▶ [Your goal] Filter the records below for the word "this". Copy each line that holds it.

▶ [Data records]
• • •

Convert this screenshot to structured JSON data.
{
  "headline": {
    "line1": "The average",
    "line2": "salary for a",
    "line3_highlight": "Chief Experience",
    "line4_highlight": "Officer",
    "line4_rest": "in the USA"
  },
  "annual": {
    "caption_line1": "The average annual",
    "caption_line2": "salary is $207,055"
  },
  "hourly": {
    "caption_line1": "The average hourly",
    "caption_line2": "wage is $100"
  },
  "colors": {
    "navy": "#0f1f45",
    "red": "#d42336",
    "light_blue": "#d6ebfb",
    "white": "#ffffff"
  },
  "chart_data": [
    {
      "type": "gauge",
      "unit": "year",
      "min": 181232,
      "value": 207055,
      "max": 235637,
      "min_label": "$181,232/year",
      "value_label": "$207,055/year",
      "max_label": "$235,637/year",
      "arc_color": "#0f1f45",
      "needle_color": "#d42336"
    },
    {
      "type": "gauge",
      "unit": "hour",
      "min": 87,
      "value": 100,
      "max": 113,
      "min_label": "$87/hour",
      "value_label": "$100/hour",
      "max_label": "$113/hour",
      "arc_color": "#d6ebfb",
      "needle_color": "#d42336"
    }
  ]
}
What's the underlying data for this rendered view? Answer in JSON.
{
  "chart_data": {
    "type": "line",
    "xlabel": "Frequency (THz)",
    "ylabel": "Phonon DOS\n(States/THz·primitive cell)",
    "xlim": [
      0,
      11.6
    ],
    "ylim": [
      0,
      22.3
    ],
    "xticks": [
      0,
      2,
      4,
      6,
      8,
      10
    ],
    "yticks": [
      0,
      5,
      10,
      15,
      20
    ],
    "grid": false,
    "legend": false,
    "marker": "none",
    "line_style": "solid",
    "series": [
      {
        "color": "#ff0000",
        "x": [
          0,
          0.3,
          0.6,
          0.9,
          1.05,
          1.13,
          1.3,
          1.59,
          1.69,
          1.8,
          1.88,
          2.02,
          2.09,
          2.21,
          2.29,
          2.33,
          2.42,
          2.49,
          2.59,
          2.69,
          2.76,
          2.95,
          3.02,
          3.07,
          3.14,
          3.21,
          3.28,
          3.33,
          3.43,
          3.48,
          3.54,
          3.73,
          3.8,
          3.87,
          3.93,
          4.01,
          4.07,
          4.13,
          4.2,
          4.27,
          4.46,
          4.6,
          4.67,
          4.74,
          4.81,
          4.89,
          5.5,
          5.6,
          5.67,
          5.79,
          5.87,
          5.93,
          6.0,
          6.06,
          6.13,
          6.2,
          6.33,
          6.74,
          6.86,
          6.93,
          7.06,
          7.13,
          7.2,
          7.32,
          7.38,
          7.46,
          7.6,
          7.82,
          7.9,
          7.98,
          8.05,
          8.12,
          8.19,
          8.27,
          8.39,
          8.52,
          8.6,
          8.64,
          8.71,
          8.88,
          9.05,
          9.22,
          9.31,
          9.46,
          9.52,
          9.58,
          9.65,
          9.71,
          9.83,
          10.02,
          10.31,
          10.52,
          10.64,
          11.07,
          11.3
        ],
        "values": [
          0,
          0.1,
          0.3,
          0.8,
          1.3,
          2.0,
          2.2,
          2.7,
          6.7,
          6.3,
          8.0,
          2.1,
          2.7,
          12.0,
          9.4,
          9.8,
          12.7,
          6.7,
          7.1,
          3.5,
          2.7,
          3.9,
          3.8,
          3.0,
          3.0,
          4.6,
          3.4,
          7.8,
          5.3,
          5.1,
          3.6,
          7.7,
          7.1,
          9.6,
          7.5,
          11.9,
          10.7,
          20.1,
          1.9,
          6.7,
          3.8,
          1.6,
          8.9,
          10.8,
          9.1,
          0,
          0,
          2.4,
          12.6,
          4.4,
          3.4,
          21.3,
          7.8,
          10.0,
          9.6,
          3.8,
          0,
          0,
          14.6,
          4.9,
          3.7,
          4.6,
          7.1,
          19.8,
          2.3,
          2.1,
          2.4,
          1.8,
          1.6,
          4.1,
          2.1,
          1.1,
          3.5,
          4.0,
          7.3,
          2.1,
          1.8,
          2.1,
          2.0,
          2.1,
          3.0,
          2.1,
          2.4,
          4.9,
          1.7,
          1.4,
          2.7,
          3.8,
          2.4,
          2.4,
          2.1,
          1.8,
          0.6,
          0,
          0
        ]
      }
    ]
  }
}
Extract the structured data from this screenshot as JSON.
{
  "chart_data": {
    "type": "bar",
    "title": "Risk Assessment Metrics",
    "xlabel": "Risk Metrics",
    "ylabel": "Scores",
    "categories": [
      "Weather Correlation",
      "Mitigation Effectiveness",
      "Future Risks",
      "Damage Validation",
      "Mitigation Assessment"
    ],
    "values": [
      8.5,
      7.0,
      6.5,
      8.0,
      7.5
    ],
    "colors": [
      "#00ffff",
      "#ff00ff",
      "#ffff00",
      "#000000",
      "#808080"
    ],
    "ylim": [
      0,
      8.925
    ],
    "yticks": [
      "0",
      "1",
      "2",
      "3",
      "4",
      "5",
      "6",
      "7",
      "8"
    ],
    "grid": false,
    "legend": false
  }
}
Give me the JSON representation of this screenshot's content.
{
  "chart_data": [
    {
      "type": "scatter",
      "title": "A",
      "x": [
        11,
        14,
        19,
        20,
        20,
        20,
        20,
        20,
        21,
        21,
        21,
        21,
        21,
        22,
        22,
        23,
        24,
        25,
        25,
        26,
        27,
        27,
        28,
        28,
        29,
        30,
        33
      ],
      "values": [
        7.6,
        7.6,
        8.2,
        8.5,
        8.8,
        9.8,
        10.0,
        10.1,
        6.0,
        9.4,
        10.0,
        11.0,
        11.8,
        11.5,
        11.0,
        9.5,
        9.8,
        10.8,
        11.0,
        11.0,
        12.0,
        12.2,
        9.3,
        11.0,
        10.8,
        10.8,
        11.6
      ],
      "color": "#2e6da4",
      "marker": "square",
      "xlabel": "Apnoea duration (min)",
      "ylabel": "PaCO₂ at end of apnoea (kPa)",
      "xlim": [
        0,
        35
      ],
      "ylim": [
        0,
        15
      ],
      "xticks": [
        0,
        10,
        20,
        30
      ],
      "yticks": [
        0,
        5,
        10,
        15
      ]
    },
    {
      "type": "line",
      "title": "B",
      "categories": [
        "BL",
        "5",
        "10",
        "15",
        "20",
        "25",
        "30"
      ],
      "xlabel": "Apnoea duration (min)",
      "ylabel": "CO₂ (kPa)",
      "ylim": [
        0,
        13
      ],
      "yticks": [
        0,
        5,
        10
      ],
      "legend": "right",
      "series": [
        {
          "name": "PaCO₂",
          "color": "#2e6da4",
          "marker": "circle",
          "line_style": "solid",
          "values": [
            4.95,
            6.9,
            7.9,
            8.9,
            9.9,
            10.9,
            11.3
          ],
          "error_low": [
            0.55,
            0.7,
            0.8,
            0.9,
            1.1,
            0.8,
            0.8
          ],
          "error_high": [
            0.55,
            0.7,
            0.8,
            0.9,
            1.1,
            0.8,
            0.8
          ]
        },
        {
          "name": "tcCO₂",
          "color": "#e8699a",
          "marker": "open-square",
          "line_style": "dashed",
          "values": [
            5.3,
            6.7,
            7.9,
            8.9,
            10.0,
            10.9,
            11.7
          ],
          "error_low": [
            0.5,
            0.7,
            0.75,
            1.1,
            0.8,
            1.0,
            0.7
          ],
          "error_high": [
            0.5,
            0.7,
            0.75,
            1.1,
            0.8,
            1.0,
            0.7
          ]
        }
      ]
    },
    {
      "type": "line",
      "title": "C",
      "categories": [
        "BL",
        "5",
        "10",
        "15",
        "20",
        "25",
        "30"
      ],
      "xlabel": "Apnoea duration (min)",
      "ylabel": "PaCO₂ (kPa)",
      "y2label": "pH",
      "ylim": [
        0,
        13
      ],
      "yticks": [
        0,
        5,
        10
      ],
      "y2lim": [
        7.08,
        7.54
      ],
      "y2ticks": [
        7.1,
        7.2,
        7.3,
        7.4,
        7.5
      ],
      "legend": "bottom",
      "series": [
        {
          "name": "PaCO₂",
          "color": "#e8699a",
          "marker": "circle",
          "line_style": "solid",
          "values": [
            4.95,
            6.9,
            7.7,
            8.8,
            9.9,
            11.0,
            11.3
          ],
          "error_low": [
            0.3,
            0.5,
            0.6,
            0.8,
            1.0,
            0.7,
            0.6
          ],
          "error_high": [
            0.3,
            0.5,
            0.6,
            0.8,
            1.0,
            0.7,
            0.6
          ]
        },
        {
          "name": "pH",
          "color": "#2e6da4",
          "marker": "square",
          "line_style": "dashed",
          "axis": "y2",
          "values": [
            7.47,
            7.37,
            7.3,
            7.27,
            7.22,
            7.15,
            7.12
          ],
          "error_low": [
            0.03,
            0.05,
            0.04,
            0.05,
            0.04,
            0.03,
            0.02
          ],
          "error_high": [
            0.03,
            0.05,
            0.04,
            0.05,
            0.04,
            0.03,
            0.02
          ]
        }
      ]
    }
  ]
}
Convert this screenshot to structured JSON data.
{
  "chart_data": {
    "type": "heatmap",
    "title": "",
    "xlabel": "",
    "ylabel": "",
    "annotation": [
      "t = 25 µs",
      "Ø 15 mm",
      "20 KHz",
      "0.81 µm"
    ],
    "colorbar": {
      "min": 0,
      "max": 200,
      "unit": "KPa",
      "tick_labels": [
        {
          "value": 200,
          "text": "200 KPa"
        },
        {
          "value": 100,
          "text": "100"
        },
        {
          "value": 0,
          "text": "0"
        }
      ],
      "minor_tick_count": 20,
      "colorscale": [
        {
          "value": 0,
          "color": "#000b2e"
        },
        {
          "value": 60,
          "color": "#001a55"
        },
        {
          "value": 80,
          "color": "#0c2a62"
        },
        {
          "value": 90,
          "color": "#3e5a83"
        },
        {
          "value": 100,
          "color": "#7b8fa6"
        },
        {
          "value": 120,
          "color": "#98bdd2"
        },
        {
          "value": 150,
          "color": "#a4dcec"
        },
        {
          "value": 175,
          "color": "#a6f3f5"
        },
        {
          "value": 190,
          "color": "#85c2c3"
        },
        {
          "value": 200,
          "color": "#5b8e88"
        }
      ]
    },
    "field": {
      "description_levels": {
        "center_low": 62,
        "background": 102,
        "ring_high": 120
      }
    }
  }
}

• • •

▶ [The completed task]
Convert this screenshot to structured JSON data.
What's the underlying data for this rendered view? Answer in JSON.
Extract the structured data from this screenshot as JSON.
Give me the JSON representation of this screenshot's content.
Convert this screenshot to structured JSON data.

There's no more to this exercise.